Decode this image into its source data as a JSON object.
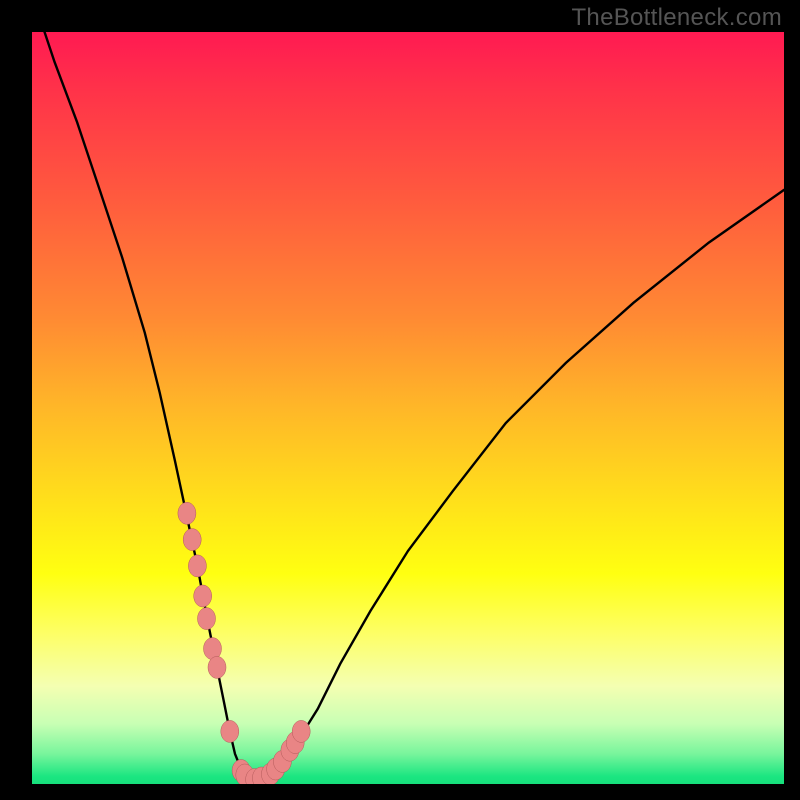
{
  "watermark": "TheBottleneck.com",
  "colors": {
    "background": "#000000",
    "curve": "#000000",
    "dot_fill": "#e98585",
    "dot_stroke": "#b35a5a",
    "watermark": "#555555"
  },
  "chart_data": {
    "type": "line",
    "title": "",
    "xlabel": "",
    "ylabel": "",
    "xlim": [
      0,
      100
    ],
    "ylim": [
      0,
      100
    ],
    "grid": false,
    "curve": {
      "x": [
        0,
        3,
        6,
        9,
        12,
        15,
        17,
        19,
        20.5,
        22,
        23.3,
        24.5,
        25.5,
        26.3,
        27,
        27.8,
        28.5,
        29.1,
        30.5,
        32,
        33.5,
        35.5,
        38,
        41,
        45,
        50,
        56,
        63,
        71,
        80,
        90,
        100
      ],
      "y": [
        105,
        96,
        88,
        79,
        70,
        60,
        52,
        43,
        36,
        29,
        22,
        16,
        11,
        7,
        4,
        2,
        1,
        0.5,
        0.6,
        1.5,
        3,
        6,
        10,
        16,
        23,
        31,
        39,
        48,
        56,
        64,
        72,
        79
      ]
    },
    "dots": {
      "x": [
        20.6,
        21.3,
        22.0,
        22.7,
        23.2,
        24.0,
        24.6,
        26.3,
        27.8,
        28.3,
        29.6,
        30.5,
        31.7,
        32.4,
        33.3,
        34.3,
        35.0,
        35.8
      ],
      "y": [
        36.0,
        32.5,
        29.0,
        25.0,
        22.0,
        18.0,
        15.5,
        7.0,
        1.8,
        1.2,
        0.6,
        0.8,
        1.3,
        2.0,
        3.0,
        4.5,
        5.5,
        7.0
      ]
    },
    "flat_footer_color_band": true
  }
}
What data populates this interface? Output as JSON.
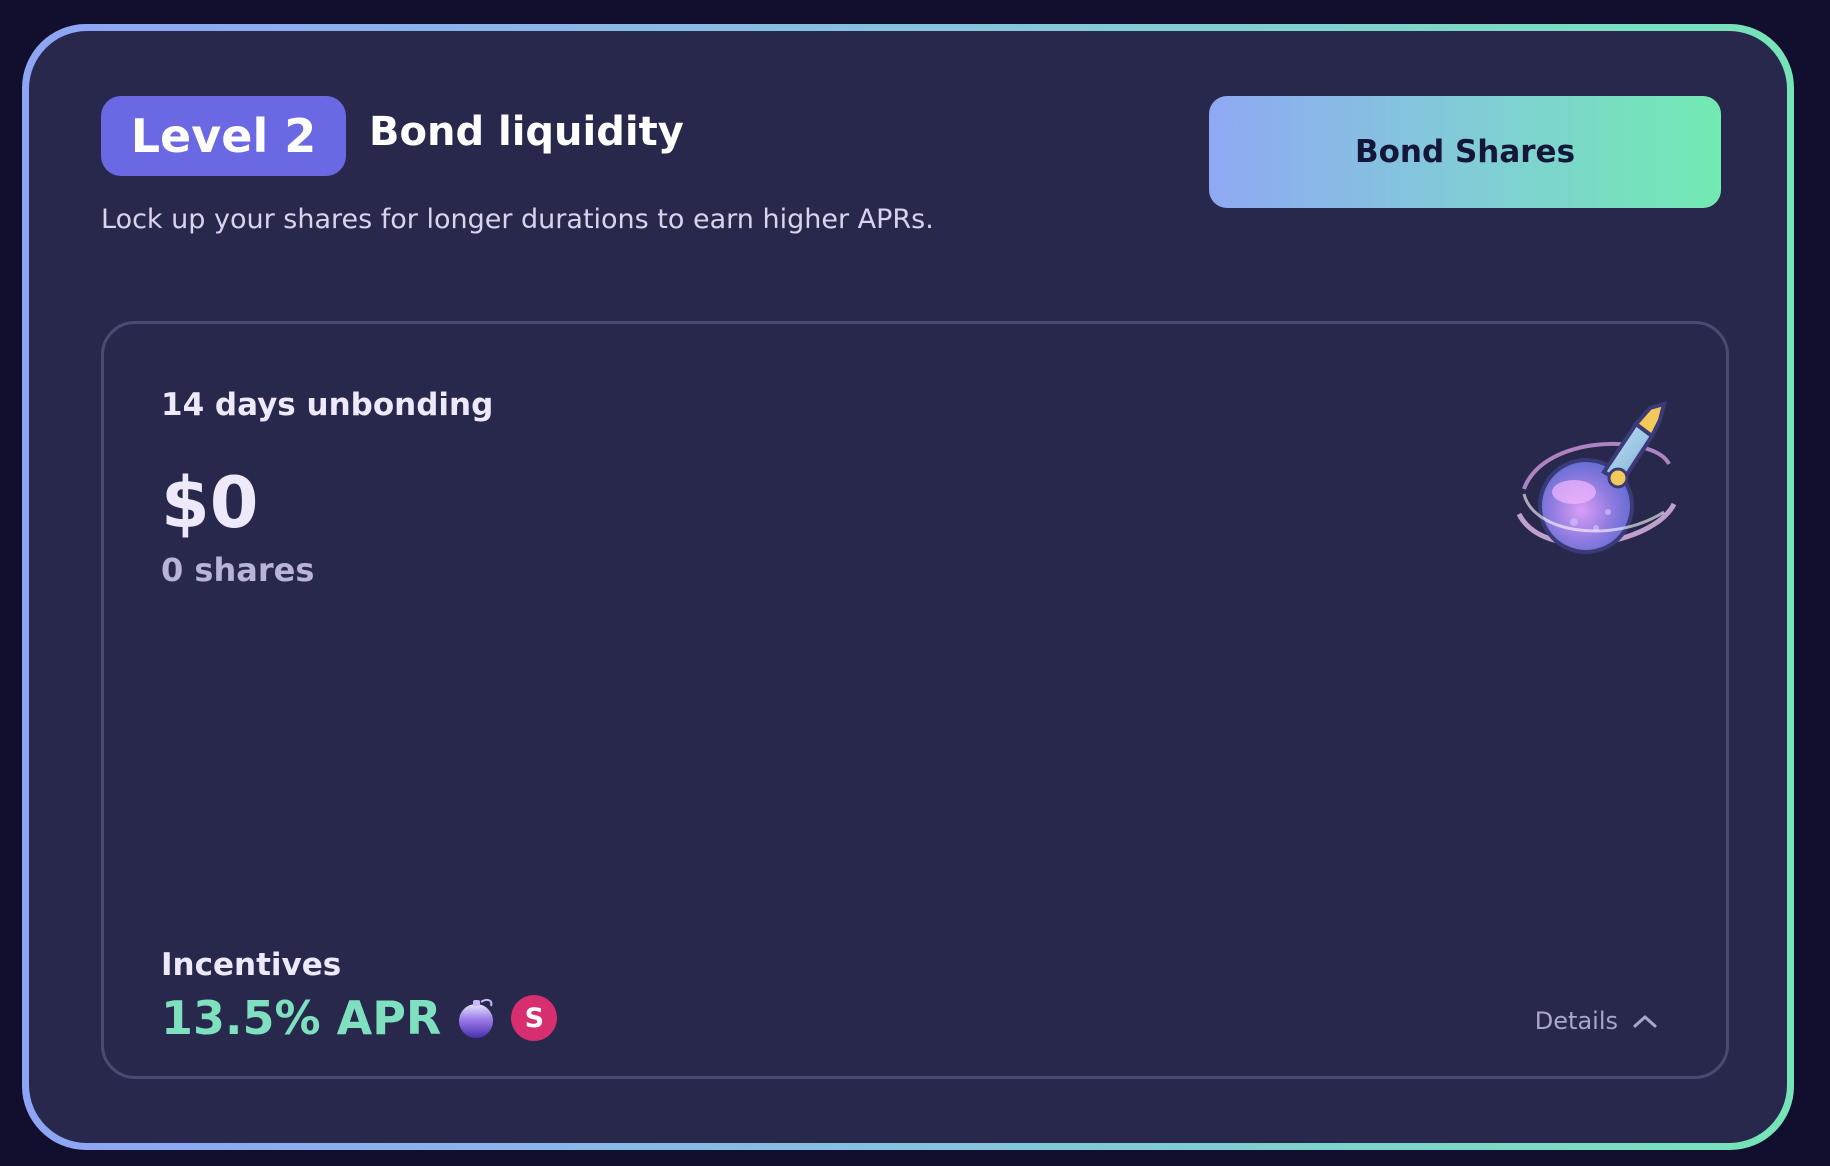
{
  "header": {
    "level_label": "Level 2",
    "title": "Bond liquidity",
    "description": "Lock up your shares for longer durations to earn higher APRs.",
    "bond_button_label": "Bond Shares"
  },
  "bond_card": {
    "title": "14 days unbonding",
    "amount": "$0",
    "shares": "0 shares",
    "illustration": "potion-bottle-icon",
    "incentives_label": "Incentives",
    "apr": "13.5% APR",
    "reward_tokens": [
      {
        "icon": "potion-token-icon"
      },
      {
        "icon": "s-token-icon",
        "letter": "S",
        "color": "#d62e6e"
      }
    ],
    "details_label": "Details",
    "details_icon": "chevron-up-icon"
  },
  "colors": {
    "accent_badge": "#6b68e3",
    "apr_text": "#7fe0bf",
    "gradient_start": "#8ea4f5",
    "gradient_end": "#76e4b8",
    "card_bg": "#28284d",
    "page_bg": "#120f2e"
  }
}
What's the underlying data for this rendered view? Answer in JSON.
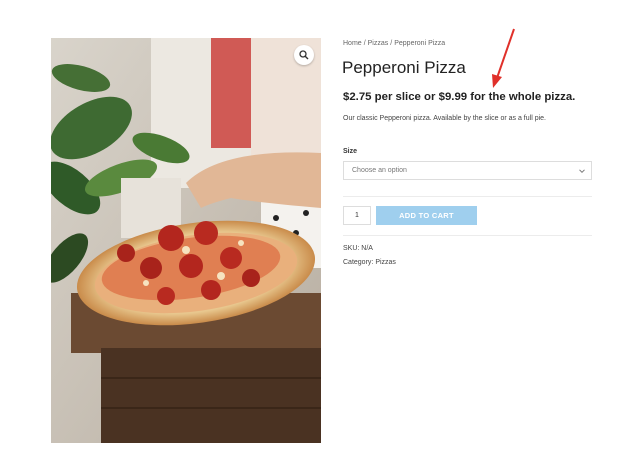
{
  "breadcrumb": {
    "home": "Home",
    "category": "Pizzas",
    "current": "Pepperoni Pizza",
    "separator": "/"
  },
  "product": {
    "title": "Pepperoni Pizza",
    "price_text": "$2.75 per slice or $9.99 for the whole pizza.",
    "description": "Our classic Pepperoni pizza. Available by the slice or as a full pie.",
    "image_icon": "pizza-photo"
  },
  "variation": {
    "label": "Size",
    "placeholder": "Choose an option"
  },
  "cart": {
    "quantity": "1",
    "button_label": "ADD TO CART"
  },
  "meta": {
    "sku_label": "SKU:",
    "sku_value": "N/A",
    "category_label": "Category:",
    "category_value": "Pizzas"
  },
  "icons": {
    "zoom": "magnifier-icon",
    "dropdown": "chevron-down-icon",
    "annotation": "red-arrow"
  },
  "colors": {
    "button": "#9fcfee",
    "arrow": "#e0302a",
    "text": "#222222"
  }
}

#####

### What you need to do:
Looking at the material above, count the lines containing the string "slice" and reply with the count alone.

### Exercise response:
2